[Data extracted from a collection]
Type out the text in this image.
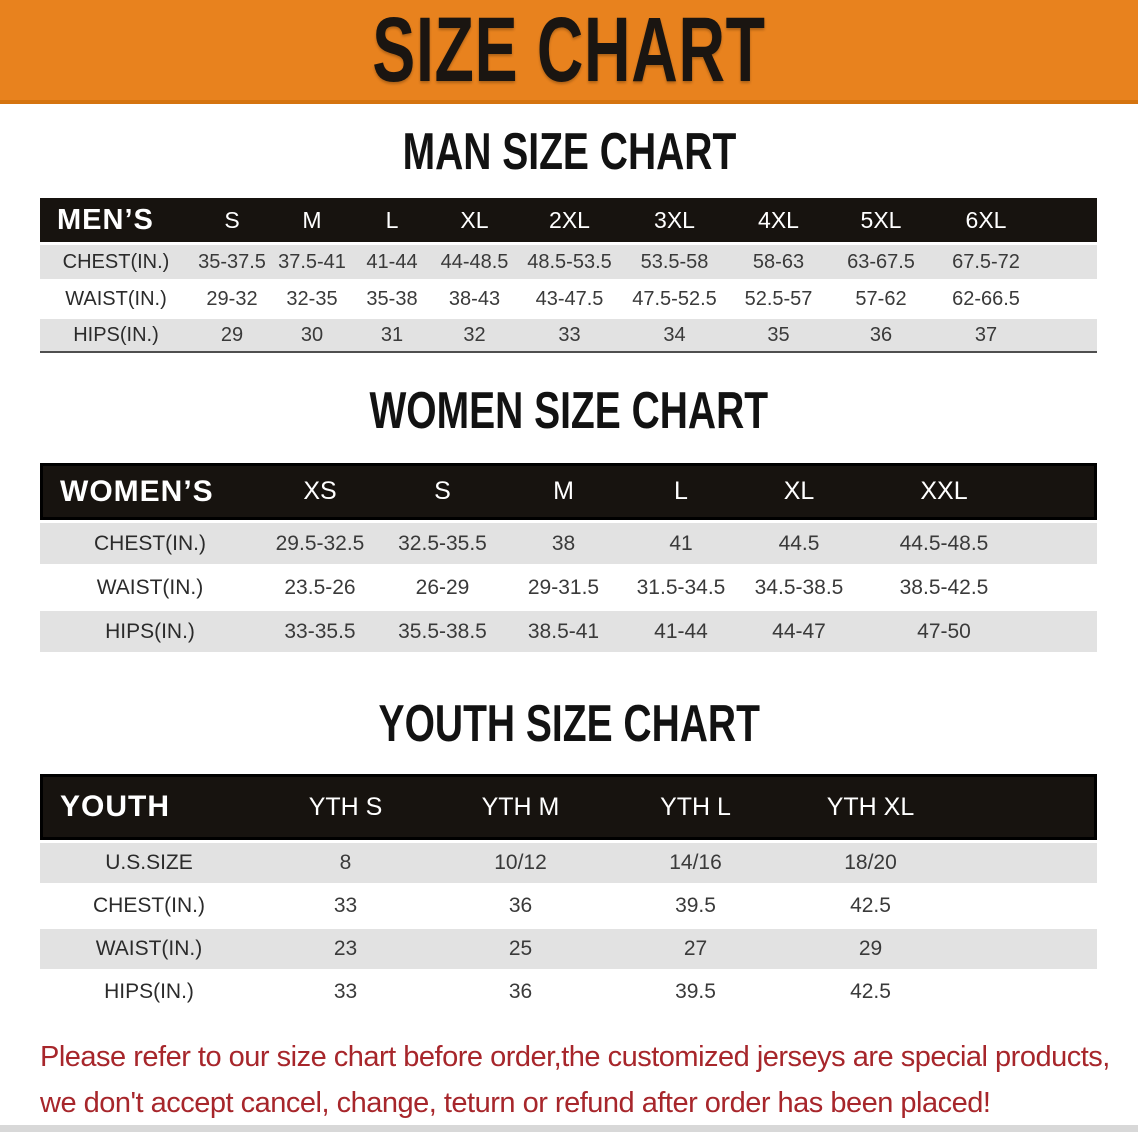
SIZE CHART
MAN SIZE CHART
MEN’S	S	M	L	XL	2XL	3XL	4XL	5XL	6XL	
CHEST(IN.)	35-37.5	37.5-41	41-44	44-48.5	48.5-53.5	53.5-58	58-63	63-67.5	67.5-72	
WAIST(IN.)	29-32	32-35	35-38	38-43	43-47.5	47.5-52.5	52.5-57	57-62	62-66.5	
HIPS(IN.)	29	30	31	32	33	34	35	36	37	
WOMEN SIZE CHART
WOMEN’S	XS	S	M	L	XL	XXL	
CHEST(IN.)	29.5-32.5	32.5-35.5	38	41	44.5	44.5-48.5	
WAIST(IN.)	23.5-26	26-29	29-31.5	31.5-34.5	34.5-38.5	38.5-42.5	
HIPS(IN.)	33-35.5	35.5-38.5	38.5-41	41-44	44-47	47-50	
YOUTH SIZE CHART
YOUTH	YTH S	YTH M	YTH L	YTH XL	
U.S.SIZE	8	10/12	14/16	18/20	
CHEST(IN.)	33	36	39.5	42.5	
WAIST(IN.)	23	25	27	29	
HIPS(IN.)	33	36	39.5	42.5	

Please refer to our size chart before order,the customized jerseys are special products,
we don't accept cancel, change, teturn or refund after order has been placed!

**Goal:** Extract the text of all the records above verbatim, excluding pictures.

**Answer to this task:**
Type out the text in this image.
SIZE CHART
MAN SIZE CHART
MEN’S	S	M	L	XL	2XL	3XL	4XL	5XL	6XL	
CHEST(IN.)	35-37.5	37.5-41	41-44	44-48.5	48.5-53.5	53.5-58	58-63	63-67.5	67.5-72	
WAIST(IN.)	29-32	32-35	35-38	38-43	43-47.5	47.5-52.5	52.5-57	57-62	62-66.5	
HIPS(IN.)	29	30	31	32	33	34	35	36	37	
WOMEN SIZE CHART
WOMEN’S	XS	S	M	L	XL	XXL	
CHEST(IN.)	29.5-32.5	32.5-35.5	38	41	44.5	44.5-48.5	
WAIST(IN.)	23.5-26	26-29	29-31.5	31.5-34.5	34.5-38.5	38.5-42.5	
HIPS(IN.)	33-35.5	35.5-38.5	38.5-41	41-44	44-47	47-50	
YOUTH SIZE CHART
YOUTH	YTH S	YTH M	YTH L	YTH XL	
U.S.SIZE	8	10/12	14/16	18/20	
CHEST(IN.)	33	36	39.5	42.5	
WAIST(IN.)	23	25	27	29	
HIPS(IN.)	33	36	39.5	42.5	

Please refer to our size chart before order,the customized jerseys are special products,
we don't accept cancel, change, teturn or refund after order has been placed!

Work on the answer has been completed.